> **What to work on**
Collect each line of the entries that holds the string "this".
--- Data to process ---
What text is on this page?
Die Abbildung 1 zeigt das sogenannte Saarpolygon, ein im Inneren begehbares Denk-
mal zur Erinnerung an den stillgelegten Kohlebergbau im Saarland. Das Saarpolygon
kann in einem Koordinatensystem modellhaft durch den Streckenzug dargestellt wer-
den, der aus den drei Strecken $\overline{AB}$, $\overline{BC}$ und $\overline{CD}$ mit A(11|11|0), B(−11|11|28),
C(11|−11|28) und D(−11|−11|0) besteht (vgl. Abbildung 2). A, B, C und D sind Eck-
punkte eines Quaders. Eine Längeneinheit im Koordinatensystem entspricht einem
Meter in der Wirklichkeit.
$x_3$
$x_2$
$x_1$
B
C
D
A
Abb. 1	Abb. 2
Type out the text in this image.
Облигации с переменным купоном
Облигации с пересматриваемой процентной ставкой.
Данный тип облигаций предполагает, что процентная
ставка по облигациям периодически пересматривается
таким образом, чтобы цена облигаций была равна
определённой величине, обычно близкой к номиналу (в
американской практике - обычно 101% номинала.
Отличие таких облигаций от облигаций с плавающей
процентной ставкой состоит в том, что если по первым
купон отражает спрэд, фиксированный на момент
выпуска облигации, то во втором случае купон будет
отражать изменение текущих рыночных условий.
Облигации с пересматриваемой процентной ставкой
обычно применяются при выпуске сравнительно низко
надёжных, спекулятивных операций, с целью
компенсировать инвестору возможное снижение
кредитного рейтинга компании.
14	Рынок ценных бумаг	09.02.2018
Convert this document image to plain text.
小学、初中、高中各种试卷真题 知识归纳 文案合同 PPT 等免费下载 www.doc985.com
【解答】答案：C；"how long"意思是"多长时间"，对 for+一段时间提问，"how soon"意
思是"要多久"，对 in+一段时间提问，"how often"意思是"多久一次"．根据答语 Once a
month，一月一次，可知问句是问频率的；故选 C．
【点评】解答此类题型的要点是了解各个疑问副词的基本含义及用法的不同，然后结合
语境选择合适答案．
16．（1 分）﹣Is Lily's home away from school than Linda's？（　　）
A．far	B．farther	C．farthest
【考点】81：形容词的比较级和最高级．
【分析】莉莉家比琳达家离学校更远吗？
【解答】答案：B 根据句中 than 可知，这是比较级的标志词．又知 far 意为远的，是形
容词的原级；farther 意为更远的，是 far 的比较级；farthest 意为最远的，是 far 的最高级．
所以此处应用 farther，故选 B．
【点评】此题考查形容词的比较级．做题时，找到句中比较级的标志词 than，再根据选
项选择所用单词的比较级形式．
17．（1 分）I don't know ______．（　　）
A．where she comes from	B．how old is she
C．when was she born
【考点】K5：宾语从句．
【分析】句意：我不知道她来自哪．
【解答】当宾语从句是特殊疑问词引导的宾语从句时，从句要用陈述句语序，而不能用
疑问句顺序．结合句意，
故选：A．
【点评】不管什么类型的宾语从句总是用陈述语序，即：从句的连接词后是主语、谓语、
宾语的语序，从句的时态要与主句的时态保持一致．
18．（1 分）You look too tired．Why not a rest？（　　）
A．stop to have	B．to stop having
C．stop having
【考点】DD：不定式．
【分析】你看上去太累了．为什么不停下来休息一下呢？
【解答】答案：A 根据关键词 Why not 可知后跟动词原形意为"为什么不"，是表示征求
---
> **The solution**
What text is on this page?
Type out the text in this image.
Convert this document image to plain text.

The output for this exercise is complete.